_Provided data_:

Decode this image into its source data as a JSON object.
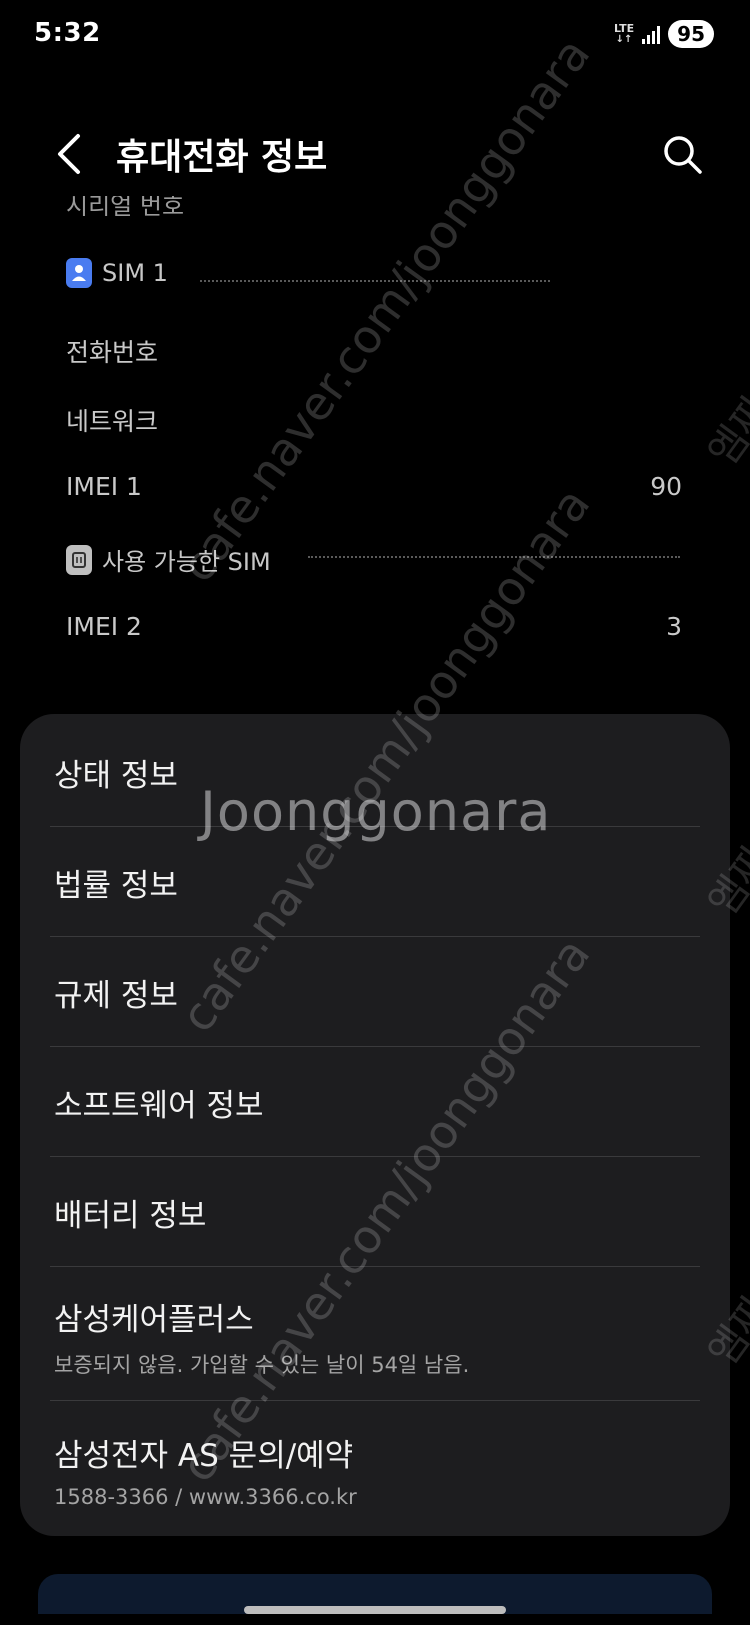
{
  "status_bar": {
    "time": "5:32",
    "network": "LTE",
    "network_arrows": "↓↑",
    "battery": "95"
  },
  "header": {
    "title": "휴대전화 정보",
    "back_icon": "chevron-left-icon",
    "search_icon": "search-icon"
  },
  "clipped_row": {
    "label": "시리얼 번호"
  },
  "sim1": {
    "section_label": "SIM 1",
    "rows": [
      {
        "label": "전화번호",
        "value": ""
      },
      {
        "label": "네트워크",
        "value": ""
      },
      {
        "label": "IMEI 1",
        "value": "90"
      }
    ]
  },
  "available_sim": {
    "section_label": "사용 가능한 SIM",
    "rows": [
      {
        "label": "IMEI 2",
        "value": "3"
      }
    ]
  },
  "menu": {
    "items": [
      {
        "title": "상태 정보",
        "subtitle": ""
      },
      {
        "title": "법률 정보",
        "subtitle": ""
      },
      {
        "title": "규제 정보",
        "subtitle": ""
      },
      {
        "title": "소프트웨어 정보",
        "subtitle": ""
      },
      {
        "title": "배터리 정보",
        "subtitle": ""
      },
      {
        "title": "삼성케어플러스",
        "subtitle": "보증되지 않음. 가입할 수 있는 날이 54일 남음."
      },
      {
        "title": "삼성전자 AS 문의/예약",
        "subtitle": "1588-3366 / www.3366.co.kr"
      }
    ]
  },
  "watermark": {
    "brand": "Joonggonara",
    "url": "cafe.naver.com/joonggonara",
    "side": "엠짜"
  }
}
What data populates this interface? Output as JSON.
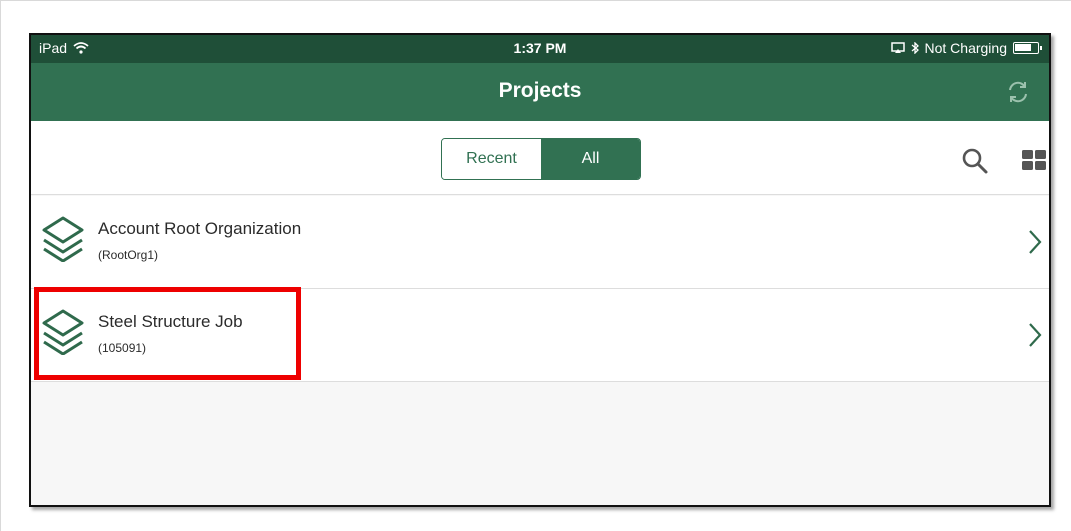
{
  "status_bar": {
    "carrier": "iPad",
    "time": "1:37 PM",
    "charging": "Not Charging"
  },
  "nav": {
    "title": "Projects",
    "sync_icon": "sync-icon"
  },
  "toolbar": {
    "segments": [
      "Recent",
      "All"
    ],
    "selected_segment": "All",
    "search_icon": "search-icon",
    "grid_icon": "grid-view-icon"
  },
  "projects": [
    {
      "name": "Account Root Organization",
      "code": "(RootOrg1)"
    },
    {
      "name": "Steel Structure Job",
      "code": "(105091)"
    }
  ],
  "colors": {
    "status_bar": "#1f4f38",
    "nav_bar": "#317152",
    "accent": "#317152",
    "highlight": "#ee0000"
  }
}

_Task details_:
Repeat the material exactly as it reads, without any of its pictures.

_Task response_:
Decode this image into its source data as a JSON object.
{
  "status_bar": {
    "time": "5:32",
    "network": "LTE",
    "network_arrows": "↓↑",
    "battery": "95"
  },
  "header": {
    "title": "휴대전화 정보",
    "back_icon": "chevron-left-icon",
    "search_icon": "search-icon"
  },
  "clipped_row": {
    "label": "시리얼 번호"
  },
  "sim1": {
    "section_label": "SIM 1",
    "rows": [
      {
        "label": "전화번호",
        "value": ""
      },
      {
        "label": "네트워크",
        "value": ""
      },
      {
        "label": "IMEI 1",
        "value": "90"
      }
    ]
  },
  "available_sim": {
    "section_label": "사용 가능한 SIM",
    "rows": [
      {
        "label": "IMEI 2",
        "value": "3"
      }
    ]
  },
  "menu": {
    "items": [
      {
        "title": "상태 정보",
        "subtitle": ""
      },
      {
        "title": "법률 정보",
        "subtitle": ""
      },
      {
        "title": "규제 정보",
        "subtitle": ""
      },
      {
        "title": "소프트웨어 정보",
        "subtitle": ""
      },
      {
        "title": "배터리 정보",
        "subtitle": ""
      },
      {
        "title": "삼성케어플러스",
        "subtitle": "보증되지 않음. 가입할 수 있는 날이 54일 남음."
      },
      {
        "title": "삼성전자 AS 문의/예약",
        "subtitle": "1588-3366 / www.3366.co.kr"
      }
    ]
  },
  "watermark": {
    "brand": "Joonggonara",
    "url": "cafe.naver.com/joonggonara",
    "side": "엠짜"
  }
}
What data populates this interface? Output as JSON.
{
  "status_bar": {
    "carrier": "iPad",
    "time": "1:37 PM",
    "charging": "Not Charging"
  },
  "nav": {
    "title": "Projects",
    "sync_icon": "sync-icon"
  },
  "toolbar": {
    "segments": [
      "Recent",
      "All"
    ],
    "selected_segment": "All",
    "search_icon": "search-icon",
    "grid_icon": "grid-view-icon"
  },
  "projects": [
    {
      "name": "Account Root Organization",
      "code": "(RootOrg1)"
    },
    {
      "name": "Steel Structure Job",
      "code": "(105091)"
    }
  ],
  "colors": {
    "status_bar": "#1f4f38",
    "nav_bar": "#317152",
    "accent": "#317152",
    "highlight": "#ee0000"
  }
}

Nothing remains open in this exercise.